[Dataset items]

===

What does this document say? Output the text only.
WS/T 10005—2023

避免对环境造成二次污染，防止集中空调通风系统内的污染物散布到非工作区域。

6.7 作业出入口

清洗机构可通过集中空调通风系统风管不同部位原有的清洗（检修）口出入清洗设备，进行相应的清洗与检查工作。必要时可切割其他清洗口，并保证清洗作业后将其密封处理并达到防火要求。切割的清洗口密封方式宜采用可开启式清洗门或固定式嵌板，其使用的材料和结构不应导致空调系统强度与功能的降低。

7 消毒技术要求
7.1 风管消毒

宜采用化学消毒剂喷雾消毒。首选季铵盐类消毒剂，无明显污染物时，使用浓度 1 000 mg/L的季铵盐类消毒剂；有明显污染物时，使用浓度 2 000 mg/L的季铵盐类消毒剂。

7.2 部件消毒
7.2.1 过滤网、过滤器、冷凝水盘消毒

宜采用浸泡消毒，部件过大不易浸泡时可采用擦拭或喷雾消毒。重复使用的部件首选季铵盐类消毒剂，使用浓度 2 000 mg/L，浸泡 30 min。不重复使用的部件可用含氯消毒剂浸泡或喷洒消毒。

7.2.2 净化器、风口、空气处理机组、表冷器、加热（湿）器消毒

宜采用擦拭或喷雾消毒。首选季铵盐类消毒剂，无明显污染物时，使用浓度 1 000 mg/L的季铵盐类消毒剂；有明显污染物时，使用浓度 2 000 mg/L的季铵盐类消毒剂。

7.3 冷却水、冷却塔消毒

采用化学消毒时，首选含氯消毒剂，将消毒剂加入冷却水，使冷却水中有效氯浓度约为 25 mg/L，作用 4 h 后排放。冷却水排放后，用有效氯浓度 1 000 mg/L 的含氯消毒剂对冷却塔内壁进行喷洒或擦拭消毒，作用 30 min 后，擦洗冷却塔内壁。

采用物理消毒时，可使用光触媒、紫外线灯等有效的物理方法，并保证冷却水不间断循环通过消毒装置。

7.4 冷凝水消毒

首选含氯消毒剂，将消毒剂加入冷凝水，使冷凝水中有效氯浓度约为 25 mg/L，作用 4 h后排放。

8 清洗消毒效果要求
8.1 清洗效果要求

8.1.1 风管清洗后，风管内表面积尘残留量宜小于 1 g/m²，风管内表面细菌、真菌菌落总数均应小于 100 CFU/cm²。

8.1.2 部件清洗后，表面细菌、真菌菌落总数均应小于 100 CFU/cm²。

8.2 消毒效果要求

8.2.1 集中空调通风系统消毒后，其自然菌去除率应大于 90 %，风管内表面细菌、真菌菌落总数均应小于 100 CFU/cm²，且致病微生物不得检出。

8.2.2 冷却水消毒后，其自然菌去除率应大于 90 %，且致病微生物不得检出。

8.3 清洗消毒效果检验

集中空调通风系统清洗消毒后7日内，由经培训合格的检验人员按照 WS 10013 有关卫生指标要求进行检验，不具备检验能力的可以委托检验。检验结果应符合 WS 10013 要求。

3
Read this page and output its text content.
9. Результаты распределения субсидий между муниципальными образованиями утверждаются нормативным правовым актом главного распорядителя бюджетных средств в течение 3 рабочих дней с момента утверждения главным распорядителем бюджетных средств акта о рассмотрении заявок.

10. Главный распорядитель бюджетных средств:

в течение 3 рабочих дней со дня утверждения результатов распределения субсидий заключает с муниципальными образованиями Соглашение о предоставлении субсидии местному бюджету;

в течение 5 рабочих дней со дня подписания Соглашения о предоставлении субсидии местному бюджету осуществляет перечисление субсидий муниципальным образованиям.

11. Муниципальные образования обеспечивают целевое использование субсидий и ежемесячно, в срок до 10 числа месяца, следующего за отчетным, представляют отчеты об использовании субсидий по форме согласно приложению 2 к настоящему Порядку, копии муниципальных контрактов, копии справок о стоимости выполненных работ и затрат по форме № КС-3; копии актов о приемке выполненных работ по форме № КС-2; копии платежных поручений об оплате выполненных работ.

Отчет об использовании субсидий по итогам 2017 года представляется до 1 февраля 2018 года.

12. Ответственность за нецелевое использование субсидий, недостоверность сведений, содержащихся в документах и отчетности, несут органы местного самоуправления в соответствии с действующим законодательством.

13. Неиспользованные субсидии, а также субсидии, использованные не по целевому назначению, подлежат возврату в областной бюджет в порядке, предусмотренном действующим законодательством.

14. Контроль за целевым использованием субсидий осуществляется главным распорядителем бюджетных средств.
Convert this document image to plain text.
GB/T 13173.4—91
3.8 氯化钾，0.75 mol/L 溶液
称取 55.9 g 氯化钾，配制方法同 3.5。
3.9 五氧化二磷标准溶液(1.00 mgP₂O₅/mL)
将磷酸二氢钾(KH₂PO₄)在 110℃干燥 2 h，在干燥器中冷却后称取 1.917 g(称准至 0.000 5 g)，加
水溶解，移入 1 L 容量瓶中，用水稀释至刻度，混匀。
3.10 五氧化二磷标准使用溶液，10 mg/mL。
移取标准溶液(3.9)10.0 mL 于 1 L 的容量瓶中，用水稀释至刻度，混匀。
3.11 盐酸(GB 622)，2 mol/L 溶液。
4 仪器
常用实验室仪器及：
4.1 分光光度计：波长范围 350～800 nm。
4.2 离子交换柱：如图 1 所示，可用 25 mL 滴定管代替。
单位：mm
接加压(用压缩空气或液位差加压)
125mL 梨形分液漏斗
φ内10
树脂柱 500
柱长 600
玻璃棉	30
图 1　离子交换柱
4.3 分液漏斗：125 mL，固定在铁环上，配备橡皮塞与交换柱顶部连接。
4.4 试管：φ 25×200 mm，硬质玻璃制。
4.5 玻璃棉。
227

===

**Aim of the task:** Begin with the line that contains "Convert this document image to plain text." and quote each line after it exactly, stopping after the last line of the data.

**Task solution:**
Convert this document image to plain text.
GB/T 13173.4—91
3.8 氯化钾，0.75 mol/L 溶液
称取 55.9 g 氯化钾，配制方法同 3.5。
3.9 五氧化二磷标准溶液(1.00 mgP₂O₅/mL)
将磷酸二氢钾(KH₂PO₄)在 110℃干燥 2 h，在干燥器中冷却后称取 1.917 g(称准至 0.000 5 g)，加
水溶解，移入 1 L 容量瓶中，用水稀释至刻度，混匀。
3.10 五氧化二磷标准使用溶液，10 mg/mL。
移取标准溶液(3.9)10.0 mL 于 1 L 的容量瓶中，用水稀释至刻度，混匀。
3.11 盐酸(GB 622)，2 mol/L 溶液。
4 仪器
常用实验室仪器及：
4.1 分光光度计：波长范围 350～800 nm。
4.2 离子交换柱：如图 1 所示，可用 25 mL 滴定管代替。
单位：mm
接加压(用压缩空气或液位差加压)
125mL 梨形分液漏斗
φ内10
树脂柱 500
柱长 600
玻璃棉	30
图 1　离子交换柱
4.3 分液漏斗：125 mL，固定在铁环上，配备橡皮塞与交换柱顶部连接。
4.4 试管：φ 25×200 mm，硬质玻璃制。
4.5 玻璃棉。
227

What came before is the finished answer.